» **Da svolgere**:
a – Secondo il testo su Enrico Ganni, in quale città aveva frequentato la scuola fino alla fine del liceo?
b – Riporta fedelmente un passo del testo su Enrico Ganni: comincia dalle parole "A un anno dalla" e fermati dopo "traduzione di Enrico.".
c – Prosegui il testo su Enrico Ganni dal punto in cui si interrompe.

» **Estratto della fonte**:
A un anno dalla sua scomparsa, ricordiamo Enrico Ganni (1950-2020), collega e amico, pubblicando le parole che Luigi Forte ha scritto in suo onore nella postfazione a I dolori del giovane Werther, l'ultima traduzione di Enrico.

Anche Enrico Ganni, come diceva Goethe del traduttore, è stato un viandante dello spirito. Spaziava con grande sensibilità linguistica fra gli scrittori tedeschi, dai classici dell’Ottocento a Thomas Mann e Hermann Hesse, fino ai contemporanei Enzensberger e Handke. Senza dimenticare maestri mitteleuropei come Musil e Kafka. Si appassionò anche a Freud, traducendo Il disagio della civiltà, e a Walter Benjamin, di cui curò per Einaudi l’edizione italiana delle opere complete. Tradurre per lui era forse il vero modo di leggere un libro. Aveva frequentato la scuola a Francoforte fino alla fine del liceo, conosceva quindi perfettamente il tedesco ed era consapevole di quella felice ubiquità che lo metteva in contatto con lo spirito di due lingue, che – come ricordava Calvino – «possono trasmettersi la loro esistenza segreta».

(Voci archiviate)

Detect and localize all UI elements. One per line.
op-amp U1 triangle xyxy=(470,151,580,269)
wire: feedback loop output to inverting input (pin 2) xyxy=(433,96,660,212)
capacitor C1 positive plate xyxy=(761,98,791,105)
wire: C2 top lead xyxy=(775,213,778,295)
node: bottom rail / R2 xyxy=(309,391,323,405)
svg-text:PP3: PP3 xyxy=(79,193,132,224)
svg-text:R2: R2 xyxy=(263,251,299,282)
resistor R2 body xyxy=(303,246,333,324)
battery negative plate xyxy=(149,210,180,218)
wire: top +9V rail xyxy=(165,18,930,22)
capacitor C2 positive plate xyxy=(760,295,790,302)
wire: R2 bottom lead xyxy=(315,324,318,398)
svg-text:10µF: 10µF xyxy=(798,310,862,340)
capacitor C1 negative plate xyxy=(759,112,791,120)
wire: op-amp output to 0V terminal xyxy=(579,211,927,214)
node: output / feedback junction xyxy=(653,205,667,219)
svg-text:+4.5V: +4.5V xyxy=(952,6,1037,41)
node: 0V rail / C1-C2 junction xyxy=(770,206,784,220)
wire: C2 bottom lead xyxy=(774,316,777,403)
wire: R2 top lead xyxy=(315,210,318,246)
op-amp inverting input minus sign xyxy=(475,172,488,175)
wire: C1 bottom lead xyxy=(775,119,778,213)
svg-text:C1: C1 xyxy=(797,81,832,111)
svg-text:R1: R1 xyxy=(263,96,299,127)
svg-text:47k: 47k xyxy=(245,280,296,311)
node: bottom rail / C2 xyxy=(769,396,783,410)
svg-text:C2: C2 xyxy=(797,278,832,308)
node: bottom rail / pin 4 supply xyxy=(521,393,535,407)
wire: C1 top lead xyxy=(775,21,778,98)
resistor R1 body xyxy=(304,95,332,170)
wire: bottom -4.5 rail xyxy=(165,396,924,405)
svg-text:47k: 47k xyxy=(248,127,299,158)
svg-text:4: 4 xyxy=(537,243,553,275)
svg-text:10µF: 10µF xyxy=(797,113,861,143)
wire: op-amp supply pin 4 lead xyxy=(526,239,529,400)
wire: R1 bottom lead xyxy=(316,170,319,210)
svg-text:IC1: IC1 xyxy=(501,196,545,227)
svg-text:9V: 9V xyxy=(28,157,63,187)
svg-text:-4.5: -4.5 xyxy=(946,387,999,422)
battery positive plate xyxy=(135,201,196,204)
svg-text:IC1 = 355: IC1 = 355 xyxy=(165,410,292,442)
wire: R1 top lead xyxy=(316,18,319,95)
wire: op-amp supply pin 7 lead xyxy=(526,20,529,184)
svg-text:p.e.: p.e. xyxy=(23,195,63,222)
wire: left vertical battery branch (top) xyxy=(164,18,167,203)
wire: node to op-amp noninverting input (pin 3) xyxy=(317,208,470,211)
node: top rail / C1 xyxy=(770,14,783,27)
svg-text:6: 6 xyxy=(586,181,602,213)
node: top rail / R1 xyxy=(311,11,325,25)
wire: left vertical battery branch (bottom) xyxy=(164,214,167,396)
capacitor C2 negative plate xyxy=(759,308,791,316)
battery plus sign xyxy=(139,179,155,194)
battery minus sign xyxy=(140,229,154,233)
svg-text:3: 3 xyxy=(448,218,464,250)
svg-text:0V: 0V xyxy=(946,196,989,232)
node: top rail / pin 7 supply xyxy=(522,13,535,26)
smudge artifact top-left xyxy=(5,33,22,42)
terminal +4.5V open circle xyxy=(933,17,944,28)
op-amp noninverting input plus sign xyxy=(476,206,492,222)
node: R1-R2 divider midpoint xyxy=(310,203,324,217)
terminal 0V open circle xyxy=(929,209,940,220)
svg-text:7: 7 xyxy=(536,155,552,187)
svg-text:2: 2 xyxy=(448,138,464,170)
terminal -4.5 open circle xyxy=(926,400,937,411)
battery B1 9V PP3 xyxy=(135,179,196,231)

» **Risposte in ordine**:
a – A Francoforte.

b –
A un anno dalla sua scomparsa, ricordiamo Enrico Ganni (1950-2020), collega e amico, pubblicando le parole che Luigi Forte ha scritto in suo onore nella postfazione a I dolori del giovane Werther, l'ultima traduzione di Enrico.

c –
Verso Goethe ebbe un’attenzione particolare. E lo conferma anche la versione di I dolori del giovane Werther che, terminata poco prima della morte improvvisa nell’estate del 2020, riesce davvero a catturare l’anima del testo. Ganni amava attivare l’inclinazione all’ascolto, l’attenzione a percepire il battito della pagina riuscendo a coglierne musicalità e dissonanze. È con tale finezza che affronta lo «stile inedito» di un romanzo steso in poche settimane, tra febbraio e marzo del 1774, fortemente ritmato e liricheggiante, con frasi smozzicate, iterazioni e libere costruzioni sintattiche che rispondono, più che a regole grammaticali, a un’intemperante individualità, che scioglie il lamento d’amore in suono e ritmo. Tutto scivola via di fronte a quel disperato viandante che della cultura sentimentale della propria epoca conosce solo rinuncia e nostalgia e non trova alcun approdo nella voce del cuore. Un soggetto giovane e borghese, insofferente a vincoli e divieti, prototipo di una generazione ribelle che apre gli occhi su una realtà inesplorata e ne scopre il vuoto.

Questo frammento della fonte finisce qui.